__Provided text__.
>> BEGIN

Pierce and his team keep a sharp eye on process parameters, often drawing their first clues from test results in the laboratory. Experience has taught them to adjust the process seasonally. “In winter, we’ll slow our wasting down because we need more bugs in the system to eat the BOD and TSS,” he says.

 

Running efficiently

While the process performs reliably, the plant’s efficiency has been enhanced by an aggressive program against I&I. “We recently completed an extensive sewer replacement, where we went through one part of town where the sewers were built during the second World War,” says Pierce. “We dropped 300,000 gpd infiltration.

 

“I’ve been here for 25 years, and our flow back then was 1.7 to 1.8 mgd. In early December, our flow on one Sunday was 840,000 gallons. For a week and a half during that month, we didn’t have a flow over a million gallons.”

 

Pierce attributes that partly to a rate increase that encouraged residents and businesses to conserve water. “It’s surprising that people are conserving that much,” he says. “Our engineers say that people are changing. It used to be that when we had a rate increase, everybody would lie low on using water for a month, and then go back to the same way they were. Not anymore.

 

“We have two oxidation ditches and two final clarifiers, and right now we only have one ditch and one clarifier online. The way people are conserving now, I don’t anticipate having to put that second ditch and clarifier on for another four or five years.”

 

Contributing to the plant’s efficiency and reliability is a CMMS from OPS Systems (now owned by Hach Company). “It organizes our entire maintenance program,” says Pierce. “Every week, we have 70 maintenance items to look at, from the Vac-Con Inc. jet-vacuum unit we use for sewer cleaning, to motors, to pumps.

>> END

Labeled region entries:
>> BEGIN

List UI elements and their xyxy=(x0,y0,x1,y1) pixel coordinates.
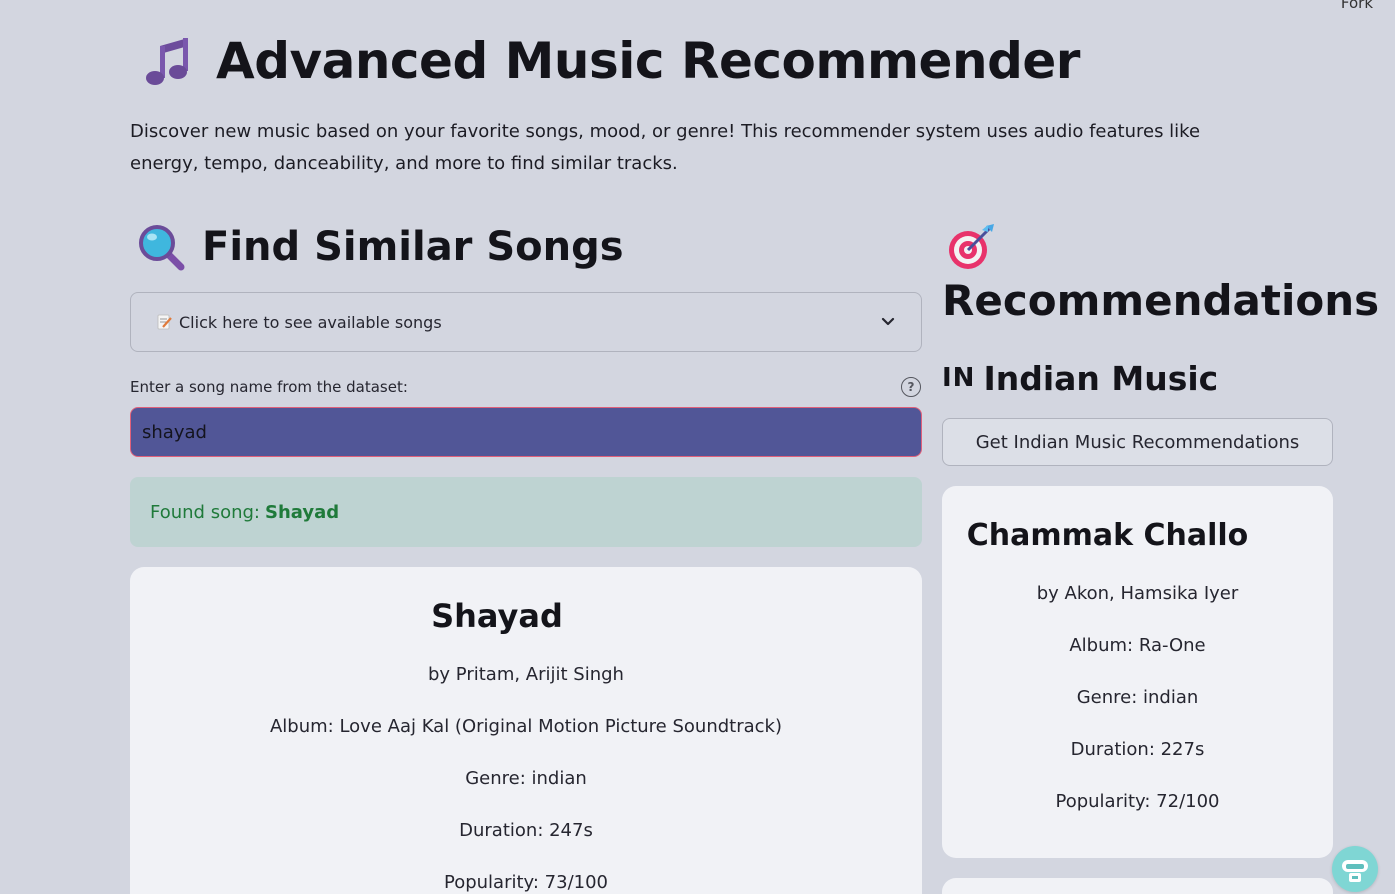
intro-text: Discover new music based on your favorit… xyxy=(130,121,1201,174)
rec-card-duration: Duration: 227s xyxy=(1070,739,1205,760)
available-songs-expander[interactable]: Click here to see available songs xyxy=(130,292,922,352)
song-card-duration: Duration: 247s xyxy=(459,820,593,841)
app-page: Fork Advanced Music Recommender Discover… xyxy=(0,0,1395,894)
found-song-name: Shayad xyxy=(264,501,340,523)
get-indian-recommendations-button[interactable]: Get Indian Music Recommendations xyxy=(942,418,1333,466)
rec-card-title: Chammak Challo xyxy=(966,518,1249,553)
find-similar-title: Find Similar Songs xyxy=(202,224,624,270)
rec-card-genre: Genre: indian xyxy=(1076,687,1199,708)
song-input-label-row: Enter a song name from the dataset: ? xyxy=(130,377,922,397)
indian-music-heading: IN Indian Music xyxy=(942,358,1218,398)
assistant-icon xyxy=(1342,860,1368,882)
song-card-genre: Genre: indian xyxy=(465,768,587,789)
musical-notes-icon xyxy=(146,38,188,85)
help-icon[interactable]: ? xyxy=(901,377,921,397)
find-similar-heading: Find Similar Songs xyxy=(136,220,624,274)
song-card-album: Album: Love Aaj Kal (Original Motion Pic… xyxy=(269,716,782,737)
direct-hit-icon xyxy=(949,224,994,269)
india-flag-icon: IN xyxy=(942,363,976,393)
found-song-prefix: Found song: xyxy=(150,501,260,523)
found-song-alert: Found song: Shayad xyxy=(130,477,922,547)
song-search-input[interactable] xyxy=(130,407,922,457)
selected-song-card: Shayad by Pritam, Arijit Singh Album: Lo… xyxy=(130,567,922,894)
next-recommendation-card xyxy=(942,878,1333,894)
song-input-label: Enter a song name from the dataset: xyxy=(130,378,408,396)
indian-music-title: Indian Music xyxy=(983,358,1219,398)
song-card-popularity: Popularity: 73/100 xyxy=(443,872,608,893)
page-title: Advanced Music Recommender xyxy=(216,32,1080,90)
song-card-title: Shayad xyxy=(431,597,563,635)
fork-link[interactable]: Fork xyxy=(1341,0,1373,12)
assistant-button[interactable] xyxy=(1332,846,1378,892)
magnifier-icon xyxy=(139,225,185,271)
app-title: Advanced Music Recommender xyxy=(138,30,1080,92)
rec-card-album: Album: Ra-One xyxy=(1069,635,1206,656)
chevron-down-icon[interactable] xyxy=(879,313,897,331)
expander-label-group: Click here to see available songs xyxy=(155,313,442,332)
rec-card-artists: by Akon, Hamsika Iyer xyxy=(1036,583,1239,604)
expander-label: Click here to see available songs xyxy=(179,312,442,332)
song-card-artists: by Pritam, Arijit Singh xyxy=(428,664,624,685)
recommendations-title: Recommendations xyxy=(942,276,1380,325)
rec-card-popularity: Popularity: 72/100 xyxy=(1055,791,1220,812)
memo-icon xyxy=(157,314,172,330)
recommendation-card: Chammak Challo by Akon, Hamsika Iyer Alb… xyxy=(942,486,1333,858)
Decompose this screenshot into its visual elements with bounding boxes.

>> END

__What you are asked to do__. Using the plant article, decide whether each statement agrees with it, answering yes or no and quoting the deciding words. 1. The sewer replacement cut infiltration by 300,000 gpd. 2. Both oxidation ditches are currently online. 3. In winter, the team speeds up wasting. The lines that come after the plant article are separate material.

__Complete output__.
1. Yes: "We dropped 300,000 gpd infiltration."
2. No: "right now we only have one ditch and one clarifier online."
3. No: "In winter, we’ll slow our wasting down because we need more bugs in the system to eat the BOD and TSS,"